- **Information provided**:
◇ ◇ ◇ ◇ ◇ ◇ ◇
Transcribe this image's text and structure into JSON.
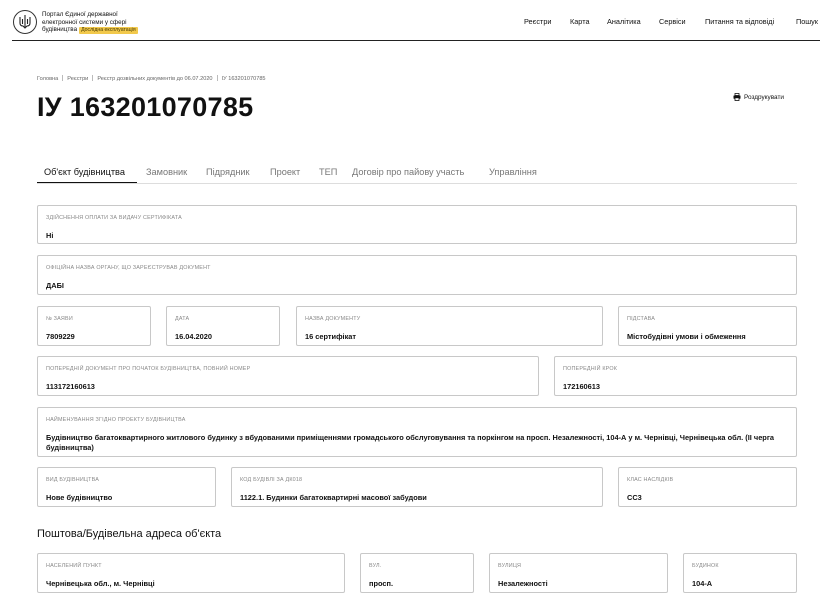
{
  "header": {
    "portal_line1": "Портал Єдиної державної",
    "portal_line2": "електронної системи у сфері",
    "portal_line3": "будівництва",
    "beta_badge": "Дослідна експлуатація",
    "nav": [
      "Реєстри",
      "Карта",
      "Аналітика",
      "Сервіси",
      "Питання та відповіді",
      "Пошук"
    ]
  },
  "breadcrumb": [
    "Головна",
    "Реєстри",
    "Реєстр дозвільних документів до 06.07.2020",
    "ІУ 163201070785"
  ],
  "page": {
    "title": "ІУ 163201070785",
    "print_label": "Роздрукувати"
  },
  "tabs": [
    "Об'єкт будівництва",
    "Замовник",
    "Підрядник",
    "Проект",
    "ТЕП",
    "Договір про пайову участь",
    "Управління"
  ],
  "fields": {
    "payment": {
      "label": "Здійснення оплати за видачу сертифіката",
      "value": "Ні"
    },
    "authority": {
      "label": "Офіційна назва органу, що зареєстрував документ",
      "value": "ДАБІ"
    },
    "app_number": {
      "label": "№ заяви",
      "value": "7809229"
    },
    "date": {
      "label": "Дата",
      "value": "16.04.2020"
    },
    "doc_name": {
      "label": "Назва документу",
      "value": "16 сертифікат"
    },
    "basis": {
      "label": "Підстава",
      "value": "Містобудівні умови і обмеження"
    },
    "prev_doc": {
      "label": "Попередній документ про початок будівництва, повний номер",
      "value": "113172160613"
    },
    "prev_step": {
      "label": "Попередній крок",
      "value": "172160613"
    },
    "project_name": {
      "label": "Найменування згідно проекту будівництва",
      "value": "Будівництво багатоквартирного житлового будинку з вбудованими приміщеннями громадського обслуговування та поркінгом на просп. Незалежності, 104-А у м. Чернівці, Чернівецька обл. (ІІ черга будівництва)"
    },
    "construction_type": {
      "label": "Вид будівництва",
      "value": "Нове будівництво"
    },
    "building_code": {
      "label": "Код будівлі за ДК018",
      "value": "1122.1. Будинки багатоквартирні масової забудови"
    },
    "consequence_class": {
      "label": "Клас наслідків",
      "value": "СС3"
    }
  },
  "address": {
    "section_title": "Поштова/Будівельна адреса об'єкта",
    "settlement": {
      "label": "Населений пункт",
      "value": "Чернівецька обл., м. Чернівці"
    },
    "street_type": {
      "label": "Вул.",
      "value": "просп."
    },
    "street": {
      "label": "Вулиця",
      "value": "Незалежності"
    },
    "building": {
      "label": "Будинок",
      "value": "104-А"
    }
  },
  "icons": {
    "logo": "trident-icon",
    "print": "printer-icon"
  }
}
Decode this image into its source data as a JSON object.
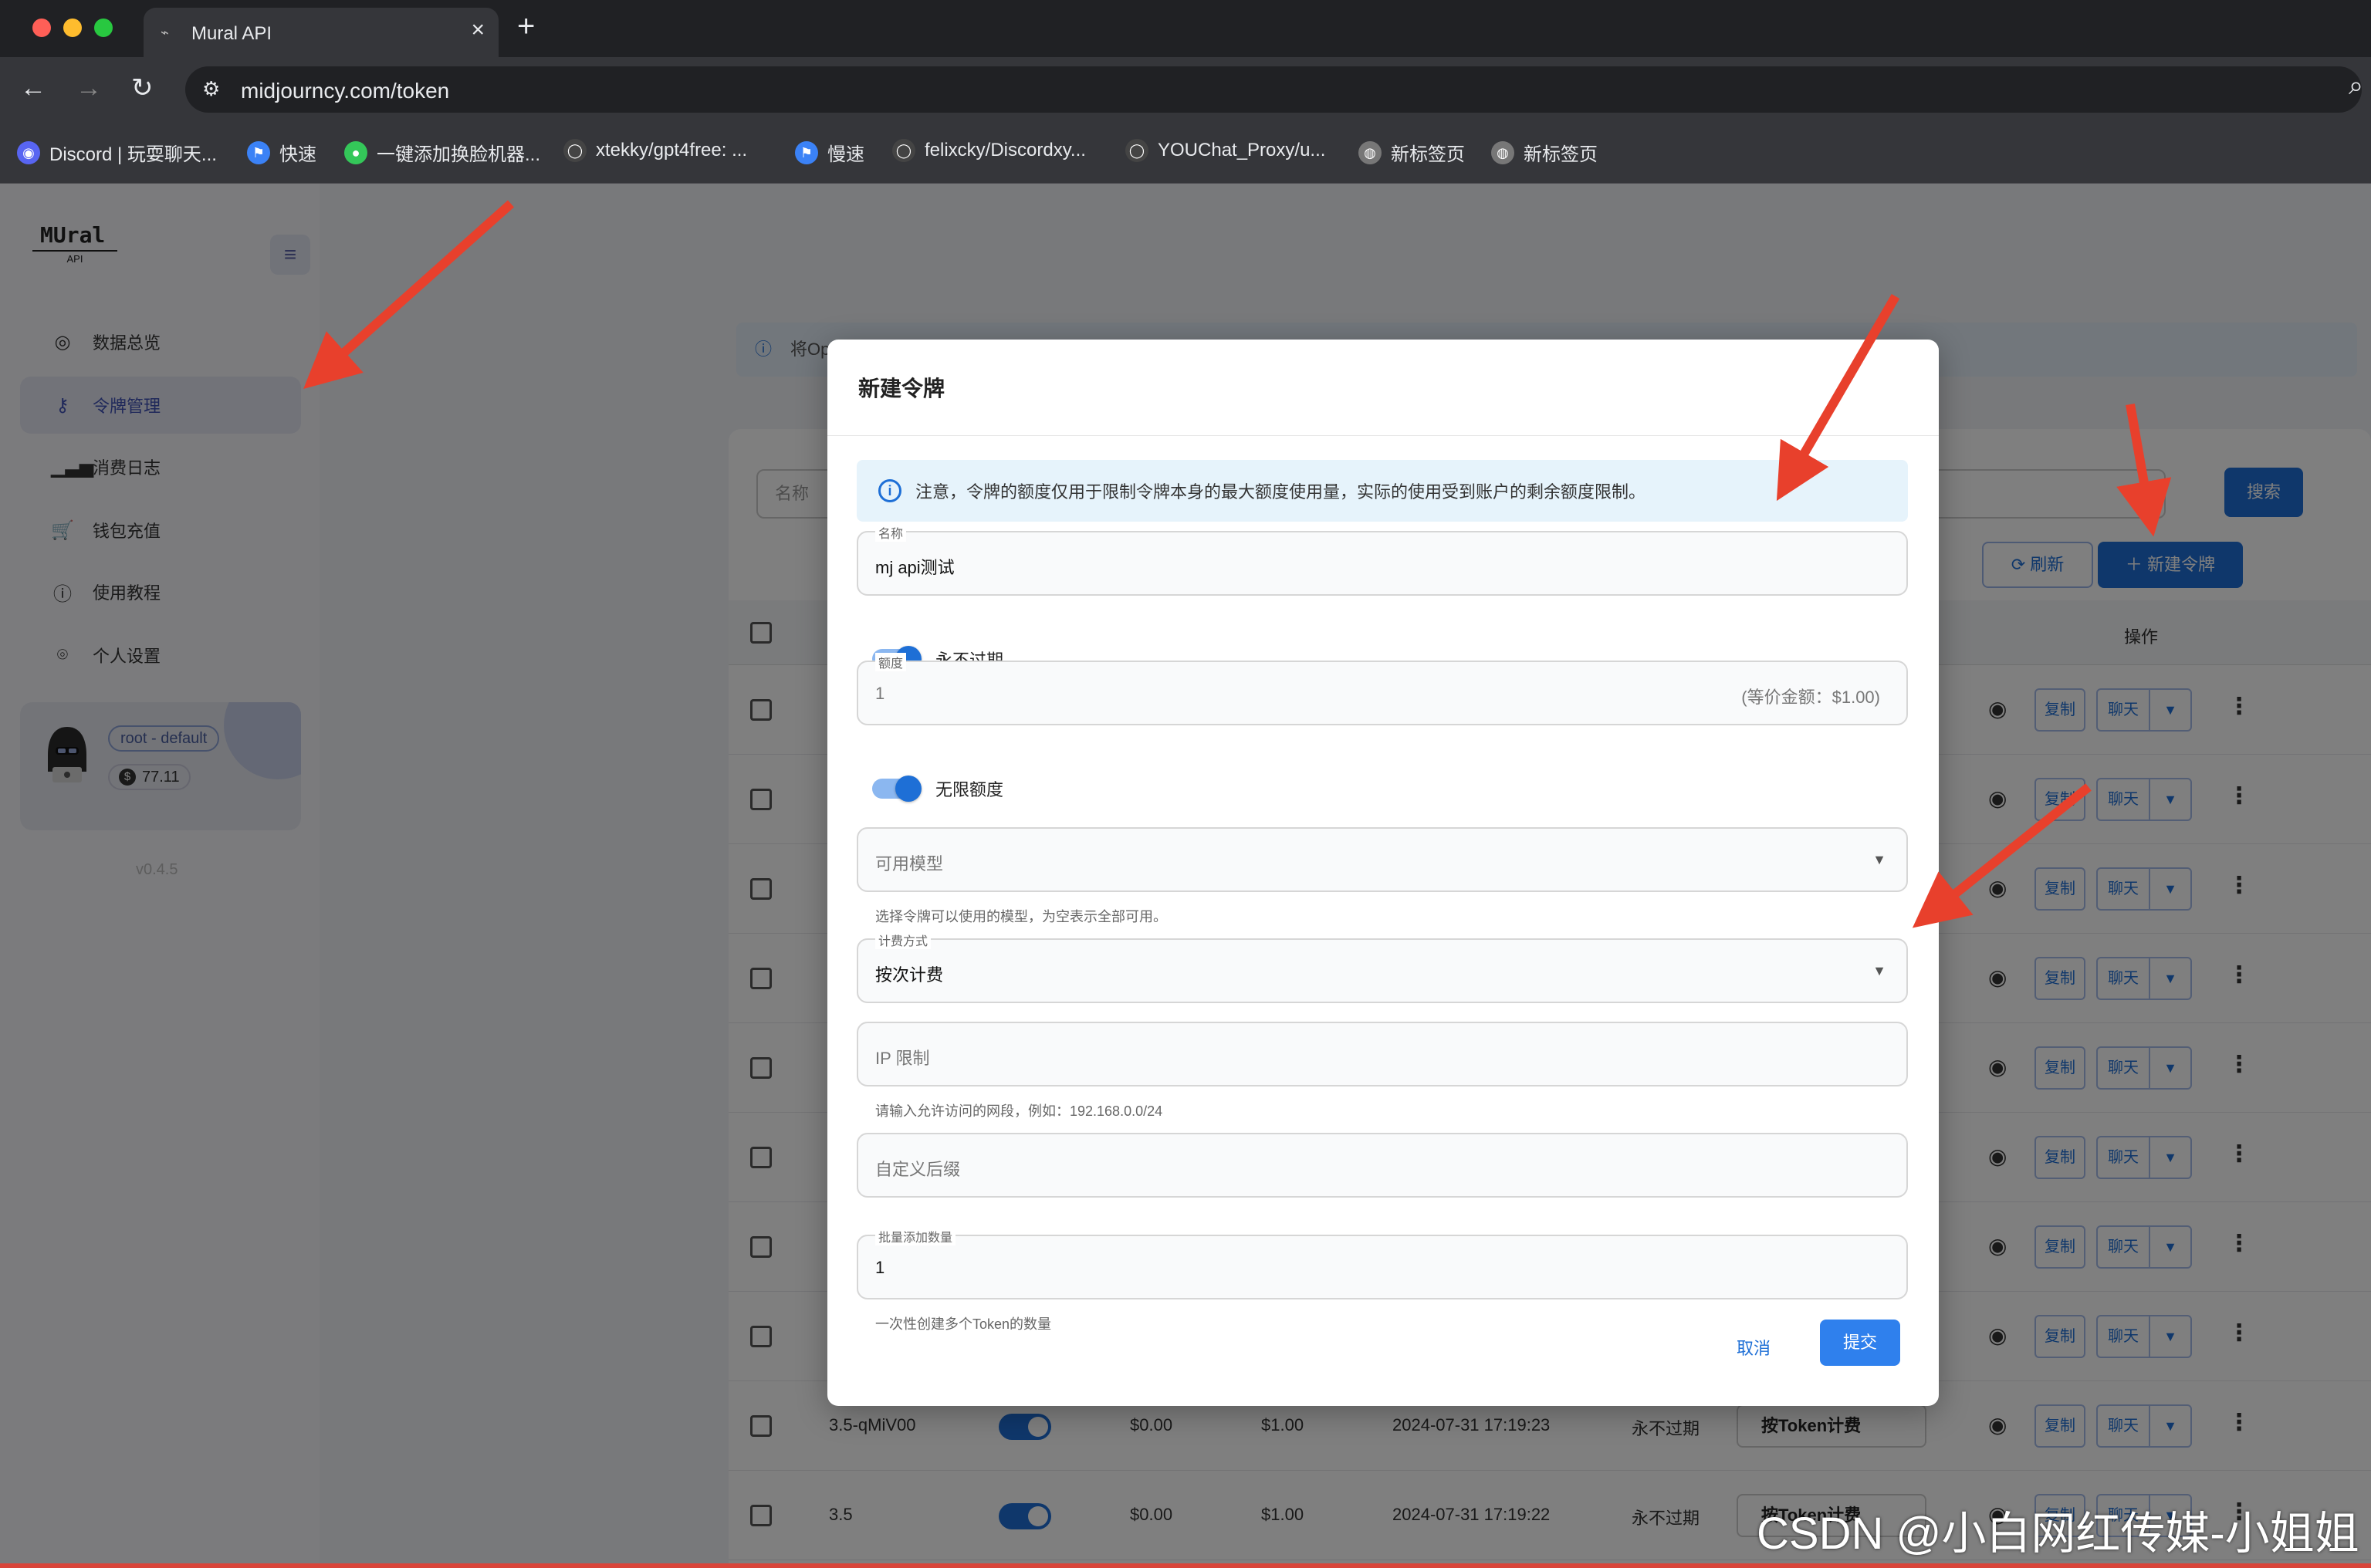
{
  "browser": {
    "tab_title": "Mural API",
    "url": "midjourncy.com/token",
    "bookmarks": [
      {
        "label": "Discord | 玩耍聊天...",
        "icon": "discord-icon",
        "color": "#5865f2"
      },
      {
        "label": "快速",
        "icon": "flag-icon",
        "color": "#3b82f6"
      },
      {
        "label": "一键添加换脸机器...",
        "icon": "leaf-icon",
        "color": "#34c759"
      },
      {
        "label": "xtekky/gpt4free: ...",
        "icon": "github-icon",
        "color": "#444444"
      },
      {
        "label": "慢速",
        "icon": "flag-icon",
        "color": "#3b82f6"
      },
      {
        "label": "felixcky/Discordxy...",
        "icon": "github-icon",
        "color": "#444444"
      },
      {
        "label": "YOUChat_Proxy/u...",
        "icon": "github-icon",
        "color": "#444444"
      },
      {
        "label": "新标签页",
        "icon": "globe-icon",
        "color": "#777777"
      },
      {
        "label": "新标签页",
        "icon": "globe-icon",
        "color": "#777777"
      }
    ]
  },
  "sidebar": {
    "logo": "MUral",
    "logo_sub": "API",
    "items": [
      {
        "label": "数据总览",
        "icon": "dashboard-icon",
        "glyph": "◎"
      },
      {
        "label": "令牌管理",
        "icon": "key-icon",
        "glyph": "⚷"
      },
      {
        "label": "消费日志",
        "icon": "bar-chart-icon",
        "glyph": "▁▃▅"
      },
      {
        "label": "钱包充值",
        "icon": "cart-icon",
        "glyph": "🛒"
      },
      {
        "label": "使用教程",
        "icon": "info-icon",
        "glyph": "ⓘ"
      },
      {
        "label": "个人设置",
        "icon": "user-settings-icon",
        "glyph": "⌾"
      }
    ],
    "active_index": 1,
    "user": {
      "role": "root - default",
      "balance": "77.11"
    },
    "version": "v0.4.5"
  },
  "background": {
    "banner_prefix": "将Op",
    "search_placeholder": "名称",
    "search_button": "搜索",
    "refresh_button": "刷新",
    "new_button": "新建令牌",
    "ops_header": "操作",
    "row_action_copy": "复制",
    "row_action_chat": "聊天",
    "rows": [
      {
        "name": "3.5-qMiV00",
        "used": "$0.00",
        "quota": "$1.00",
        "created": "2024-07-31 17:19:23",
        "expire": "永不过期",
        "billing": "按Token计费"
      },
      {
        "name": "3.5",
        "used": "$0.00",
        "quota": "$1.00",
        "created": "2024-07-31 17:19:22",
        "expire": "永不过期",
        "billing": "按Token计费"
      }
    ]
  },
  "modal": {
    "title": "新建令牌",
    "notice": "注意，令牌的额度仅用于限制令牌本身的最大额度使用量，实际的使用受到账户的剩余额度限制。",
    "name_label": "名称",
    "name_value": "mj api测试",
    "never_expire_label": "永不过期",
    "quota_label": "额度",
    "quota_value": "1",
    "quota_equiv": "(等价金额：$1.00)",
    "unlimited_label": "无限额度",
    "models_placeholder": "可用模型",
    "models_helper": "选择令牌可以使用的模型，为空表示全部可用。",
    "billing_label": "计费方式",
    "billing_value": "按次计费",
    "ip_placeholder": "IP 限制",
    "ip_helper": "请输入允许访问的网段，例如：192.168.0.0/24",
    "suffix_placeholder": "自定义后缀",
    "batch_label": "批量添加数量",
    "batch_value": "1",
    "batch_helper": "一次性创建多个Token的数量",
    "cancel": "取消",
    "submit": "提交"
  },
  "watermark": "CSDN @小白网红传媒-小姐姐",
  "colors": {
    "accent": "#1e6fd6",
    "arrow": "#e8402c"
  }
}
◇ ◇ ◇ ◇ ◇ ◇ ◇
- **Instructions to follow**: Without the pictures, write out every entry precisely as it appears.

- **Reply to the task**:
Transcribe this image's text and structure into JSON.
{
  "header": {
    "portal_line1": "Портал Єдиної державної",
    "portal_line2": "електронної системи у сфері",
    "portal_line3": "будівництва",
    "beta_badge": "Дослідна експлуатація",
    "nav": [
      "Реєстри",
      "Карта",
      "Аналітика",
      "Сервіси",
      "Питання та відповіді",
      "Пошук"
    ]
  },
  "breadcrumb": [
    "Головна",
    "Реєстри",
    "Реєстр дозвільних документів до 06.07.2020",
    "ІУ 163201070785"
  ],
  "page": {
    "title": "ІУ 163201070785",
    "print_label": "Роздрукувати"
  },
  "tabs": [
    "Об'єкт будівництва",
    "Замовник",
    "Підрядник",
    "Проект",
    "ТЕП",
    "Договір про пайову участь",
    "Управління"
  ],
  "fields": {
    "payment": {
      "label": "Здійснення оплати за видачу сертифіката",
      "value": "Ні"
    },
    "authority": {
      "label": "Офіційна назва органу, що зареєстрував документ",
      "value": "ДАБІ"
    },
    "app_number": {
      "label": "№ заяви",
      "value": "7809229"
    },
    "date": {
      "label": "Дата",
      "value": "16.04.2020"
    },
    "doc_name": {
      "label": "Назва документу",
      "value": "16 сертифікат"
    },
    "basis": {
      "label": "Підстава",
      "value": "Містобудівні умови і обмеження"
    },
    "prev_doc": {
      "label": "Попередній документ про початок будівництва, повний номер",
      "value": "113172160613"
    },
    "prev_step": {
      "label": "Попередній крок",
      "value": "172160613"
    },
    "project_name": {
      "label": "Найменування згідно проекту будівництва",
      "value": "Будівництво багатоквартирного житлового будинку з вбудованими приміщеннями громадського обслуговування та поркінгом на просп. Незалежності, 104-А у м. Чернівці, Чернівецька обл. (ІІ черга будівництва)"
    },
    "construction_type": {
      "label": "Вид будівництва",
      "value": "Нове будівництво"
    },
    "building_code": {
      "label": "Код будівлі за ДК018",
      "value": "1122.1. Будинки багатоквартирні масової забудови"
    },
    "consequence_class": {
      "label": "Клас наслідків",
      "value": "СС3"
    }
  },
  "address": {
    "section_title": "Поштова/Будівельна адреса об'єкта",
    "settlement": {
      "label": "Населений пункт",
      "value": "Чернівецька обл., м. Чернівці"
    },
    "street_type": {
      "label": "Вул.",
      "value": "просп."
    },
    "street": {
      "label": "Вулиця",
      "value": "Незалежності"
    },
    "building": {
      "label": "Будинок",
      "value": "104-А"
    }
  },
  "icons": {
    "logo": "trident-icon",
    "print": "printer-icon"
  }
}
Decode this image into its source data as a JSON object.
{
  "browser": {
    "tab_title": "Mural API",
    "url": "midjourncy.com/token",
    "bookmarks": [
      {
        "label": "Discord | 玩耍聊天...",
        "icon": "discord-icon",
        "color": "#5865f2"
      },
      {
        "label": "快速",
        "icon": "flag-icon",
        "color": "#3b82f6"
      },
      {
        "label": "一键添加换脸机器...",
        "icon": "leaf-icon",
        "color": "#34c759"
      },
      {
        "label": "xtekky/gpt4free: ...",
        "icon": "github-icon",
        "color": "#444444"
      },
      {
        "label": "慢速",
        "icon": "flag-icon",
        "color": "#3b82f6"
      },
      {
        "label": "felixcky/Discordxy...",
        "icon": "github-icon",
        "color": "#444444"
      },
      {
        "label": "YOUChat_Proxy/u...",
        "icon": "github-icon",
        "color": "#444444"
      },
      {
        "label": "新标签页",
        "icon": "globe-icon",
        "color": "#777777"
      },
      {
        "label": "新标签页",
        "icon": "globe-icon",
        "color": "#777777"
      }
    ]
  },
  "sidebar": {
    "logo": "MUral",
    "logo_sub": "API",
    "items": [
      {
        "label": "数据总览",
        "icon": "dashboard-icon",
        "glyph": "◎"
      },
      {
        "label": "令牌管理",
        "icon": "key-icon",
        "glyph": "⚷"
      },
      {
        "label": "消费日志",
        "icon": "bar-chart-icon",
        "glyph": "▁▃▅"
      },
      {
        "label": "钱包充值",
        "icon": "cart-icon",
        "glyph": "🛒"
      },
      {
        "label": "使用教程",
        "icon": "info-icon",
        "glyph": "ⓘ"
      },
      {
        "label": "个人设置",
        "icon": "user-settings-icon",
        "glyph": "⌾"
      }
    ],
    "active_index": 1,
    "user": {
      "role": "root - default",
      "balance": "77.11"
    },
    "version": "v0.4.5"
  },
  "background": {
    "banner_prefix": "将Op",
    "search_placeholder": "名称",
    "search_button": "搜索",
    "refresh_button": "刷新",
    "new_button": "新建令牌",
    "ops_header": "操作",
    "row_action_copy": "复制",
    "row_action_chat": "聊天",
    "rows": [
      {
        "name": "3.5-qMiV00",
        "used": "$0.00",
        "quota": "$1.00",
        "created": "2024-07-31 17:19:23",
        "expire": "永不过期",
        "billing": "按Token计费"
      },
      {
        "name": "3.5",
        "used": "$0.00",
        "quota": "$1.00",
        "created": "2024-07-31 17:19:22",
        "expire": "永不过期",
        "billing": "按Token计费"
      }
    ]
  },
  "modal": {
    "title": "新建令牌",
    "notice": "注意，令牌的额度仅用于限制令牌本身的最大额度使用量，实际的使用受到账户的剩余额度限制。",
    "name_label": "名称",
    "name_value": "mj api测试",
    "never_expire_label": "永不过期",
    "quota_label": "额度",
    "quota_value": "1",
    "quota_equiv": "(等价金额：$1.00)",
    "unlimited_label": "无限额度",
    "models_placeholder": "可用模型",
    "models_helper": "选择令牌可以使用的模型，为空表示全部可用。",
    "billing_label": "计费方式",
    "billing_value": "按次计费",
    "ip_placeholder": "IP 限制",
    "ip_helper": "请输入允许访问的网段，例如：192.168.0.0/24",
    "suffix_placeholder": "自定义后缀",
    "batch_label": "批量添加数量",
    "batch_value": "1",
    "batch_helper": "一次性创建多个Token的数量",
    "cancel": "取消",
    "submit": "提交"
  },
  "watermark": "CSDN @小白网红传媒-小姐姐",
  "colors": {
    "accent": "#1e6fd6",
    "arrow": "#e8402c"
  }
}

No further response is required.